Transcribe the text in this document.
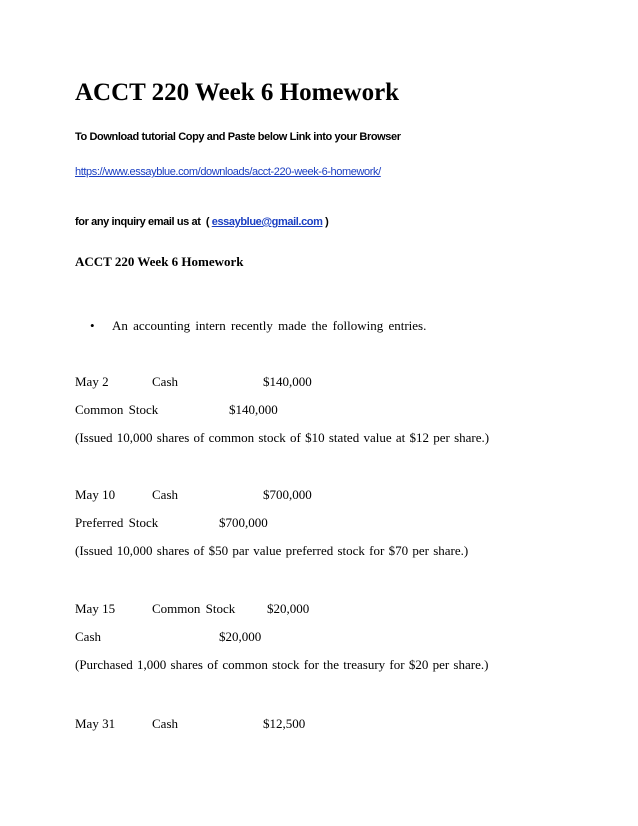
ACCT 220 Week 6 Homework
To Download tutorial Copy and Paste below Link into your Browser
https://www.essayblue.com/downloads/acct-220-week-6-homework/
for any inquiry email us at  ( essayblue@gmail.com )
ACCT 220 Week 6 Homework
• An accounting intern recently made the following entries.
May 2	Cash	$140,000
Common Stock	$140,000
(Issued 10,000 shares of common stock of $10 stated value at $12 per share.)
May 10	Cash	$700,000
Preferred Stock	$700,000
(Issued 10,000 shares of $50 par value preferred stock for $70 per share.)
May 15	Common Stock $20,000
Cash	$20,000
(Purchased 1,000 shares of common stock for the treasury for $20 per share.)
May 31	Cash	$12,500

★ ★ ★ ★ ★ ★ ★

Pictures stay out of the copy; please restate every record above exactly.

Transcribe the text in this document.
ACCT 220 Week 6 Homework
To Download tutorial Copy and Paste below Link into your Browser
https://www.essayblue.com/downloads/acct-220-week-6-homework/
for any inquiry email us at  ( essayblue@gmail.com )
ACCT 220 Week 6 Homework
• An accounting intern recently made the following entries.
May 2	Cash	$140,000
Common Stock	$140,000
(Issued 10,000 shares of common stock of $10 stated value at $12 per share.)
May 10	Cash	$700,000
Preferred Stock	$700,000
(Issued 10,000 shares of $50 par value preferred stock for $70 per share.)
May 15	Common Stock $20,000
Cash	$20,000
(Purchased 1,000 shares of common stock for the treasury for $20 per share.)
May 31	Cash	$12,500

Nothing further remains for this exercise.